_Task directions_: Quote every entry word for word.

::::::

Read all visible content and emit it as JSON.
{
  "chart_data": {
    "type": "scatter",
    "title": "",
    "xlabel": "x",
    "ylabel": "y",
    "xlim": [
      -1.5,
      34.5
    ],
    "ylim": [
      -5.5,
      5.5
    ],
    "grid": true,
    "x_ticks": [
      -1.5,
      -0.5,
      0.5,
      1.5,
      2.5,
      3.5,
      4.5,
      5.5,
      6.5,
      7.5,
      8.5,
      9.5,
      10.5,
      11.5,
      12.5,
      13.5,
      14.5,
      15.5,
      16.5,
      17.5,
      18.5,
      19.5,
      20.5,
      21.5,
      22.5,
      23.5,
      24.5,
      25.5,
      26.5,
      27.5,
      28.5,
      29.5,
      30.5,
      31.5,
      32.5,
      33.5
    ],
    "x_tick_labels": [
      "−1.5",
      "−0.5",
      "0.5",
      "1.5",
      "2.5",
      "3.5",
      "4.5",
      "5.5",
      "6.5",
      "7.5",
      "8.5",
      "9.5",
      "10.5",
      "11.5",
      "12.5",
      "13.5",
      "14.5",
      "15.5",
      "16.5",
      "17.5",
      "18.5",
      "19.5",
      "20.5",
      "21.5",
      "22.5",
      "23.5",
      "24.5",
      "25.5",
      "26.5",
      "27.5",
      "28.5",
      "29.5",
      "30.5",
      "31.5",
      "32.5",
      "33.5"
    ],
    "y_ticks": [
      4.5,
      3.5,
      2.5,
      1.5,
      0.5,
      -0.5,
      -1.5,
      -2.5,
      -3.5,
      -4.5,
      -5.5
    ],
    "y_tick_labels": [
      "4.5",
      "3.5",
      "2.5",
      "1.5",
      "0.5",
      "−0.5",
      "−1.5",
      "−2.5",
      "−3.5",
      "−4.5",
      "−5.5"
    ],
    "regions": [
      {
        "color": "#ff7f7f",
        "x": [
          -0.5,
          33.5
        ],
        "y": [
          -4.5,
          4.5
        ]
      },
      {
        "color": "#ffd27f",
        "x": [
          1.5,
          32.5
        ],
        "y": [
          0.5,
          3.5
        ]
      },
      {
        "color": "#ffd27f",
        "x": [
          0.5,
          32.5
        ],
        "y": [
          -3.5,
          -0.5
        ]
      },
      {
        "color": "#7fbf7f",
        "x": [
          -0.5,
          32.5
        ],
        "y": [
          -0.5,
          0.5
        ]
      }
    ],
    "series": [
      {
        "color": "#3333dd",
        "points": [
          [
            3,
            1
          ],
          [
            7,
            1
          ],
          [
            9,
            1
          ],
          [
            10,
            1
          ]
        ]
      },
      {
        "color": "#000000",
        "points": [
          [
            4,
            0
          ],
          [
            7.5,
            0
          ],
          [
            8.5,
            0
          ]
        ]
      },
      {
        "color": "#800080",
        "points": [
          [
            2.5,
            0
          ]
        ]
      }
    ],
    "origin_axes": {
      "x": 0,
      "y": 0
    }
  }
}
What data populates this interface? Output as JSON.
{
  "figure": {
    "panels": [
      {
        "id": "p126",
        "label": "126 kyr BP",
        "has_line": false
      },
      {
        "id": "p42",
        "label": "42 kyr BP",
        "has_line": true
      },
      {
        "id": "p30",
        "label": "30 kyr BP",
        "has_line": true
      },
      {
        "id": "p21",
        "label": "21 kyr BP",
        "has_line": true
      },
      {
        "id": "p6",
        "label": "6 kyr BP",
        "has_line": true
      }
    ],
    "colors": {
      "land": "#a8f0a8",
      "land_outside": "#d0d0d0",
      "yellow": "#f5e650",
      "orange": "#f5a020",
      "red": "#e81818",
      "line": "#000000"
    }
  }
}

::::::

_Right answer_:
Read all visible content and emit it as JSON.
{
  "chart_data": {
    "type": "scatter",
    "title": "",
    "xlabel": "x",
    "ylabel": "y",
    "xlim": [
      -1.5,
      34.5
    ],
    "ylim": [
      -5.5,
      5.5
    ],
    "grid": true,
    "x_ticks": [
      -1.5,
      -0.5,
      0.5,
      1.5,
      2.5,
      3.5,
      4.5,
      5.5,
      6.5,
      7.5,
      8.5,
      9.5,
      10.5,
      11.5,
      12.5,
      13.5,
      14.5,
      15.5,
      16.5,
      17.5,
      18.5,
      19.5,
      20.5,
      21.5,
      22.5,
      23.5,
      24.5,
      25.5,
      26.5,
      27.5,
      28.5,
      29.5,
      30.5,
      31.5,
      32.5,
      33.5
    ],
    "x_tick_labels": [
      "−1.5",
      "−0.5",
      "0.5",
      "1.5",
      "2.5",
      "3.5",
      "4.5",
      "5.5",
      "6.5",
      "7.5",
      "8.5",
      "9.5",
      "10.5",
      "11.5",
      "12.5",
      "13.5",
      "14.5",
      "15.5",
      "16.5",
      "17.5",
      "18.5",
      "19.5",
      "20.5",
      "21.5",
      "22.5",
      "23.5",
      "24.5",
      "25.5",
      "26.5",
      "27.5",
      "28.5",
      "29.5",
      "30.5",
      "31.5",
      "32.5",
      "33.5"
    ],
    "y_ticks": [
      4.5,
      3.5,
      2.5,
      1.5,
      0.5,
      -0.5,
      -1.5,
      -2.5,
      -3.5,
      -4.5,
      -5.5
    ],
    "y_tick_labels": [
      "4.5",
      "3.5",
      "2.5",
      "1.5",
      "0.5",
      "−0.5",
      "−1.5",
      "−2.5",
      "−3.5",
      "−4.5",
      "−5.5"
    ],
    "regions": [
      {
        "color": "#ff7f7f",
        "x": [
          -0.5,
          33.5
        ],
        "y": [
          -4.5,
          4.5
        ]
      },
      {
        "color": "#ffd27f",
        "x": [
          1.5,
          32.5
        ],
        "y": [
          0.5,
          3.5
        ]
      },
      {
        "color": "#ffd27f",
        "x": [
          0.5,
          32.5
        ],
        "y": [
          -3.5,
          -0.5
        ]
      },
      {
        "color": "#7fbf7f",
        "x": [
          -0.5,
          32.5
        ],
        "y": [
          -0.5,
          0.5
        ]
      }
    ],
    "series": [
      {
        "color": "#3333dd",
        "points": [
          [
            3,
            1
          ],
          [
            7,
            1
          ],
          [
            9,
            1
          ],
          [
            10,
            1
          ]
        ]
      },
      {
        "color": "#000000",
        "points": [
          [
            4,
            0
          ],
          [
            7.5,
            0
          ],
          [
            8.5,
            0
          ]
        ]
      },
      {
        "color": "#800080",
        "points": [
          [
            2.5,
            0
          ]
        ]
      }
    ],
    "origin_axes": {
      "x": 0,
      "y": 0
    }
  }
}
What data populates this interface? Output as JSON.
{
  "figure": {
    "panels": [
      {
        "id": "p126",
        "label": "126 kyr BP",
        "has_line": false
      },
      {
        "id": "p42",
        "label": "42 kyr BP",
        "has_line": true
      },
      {
        "id": "p30",
        "label": "30 kyr BP",
        "has_line": true
      },
      {
        "id": "p21",
        "label": "21 kyr BP",
        "has_line": true
      },
      {
        "id": "p6",
        "label": "6 kyr BP",
        "has_line": true
      }
    ],
    "colors": {
      "land": "#a8f0a8",
      "land_outside": "#d0d0d0",
      "yellow": "#f5e650",
      "orange": "#f5a020",
      "red": "#e81818",
      "line": "#000000"
    }
  }
}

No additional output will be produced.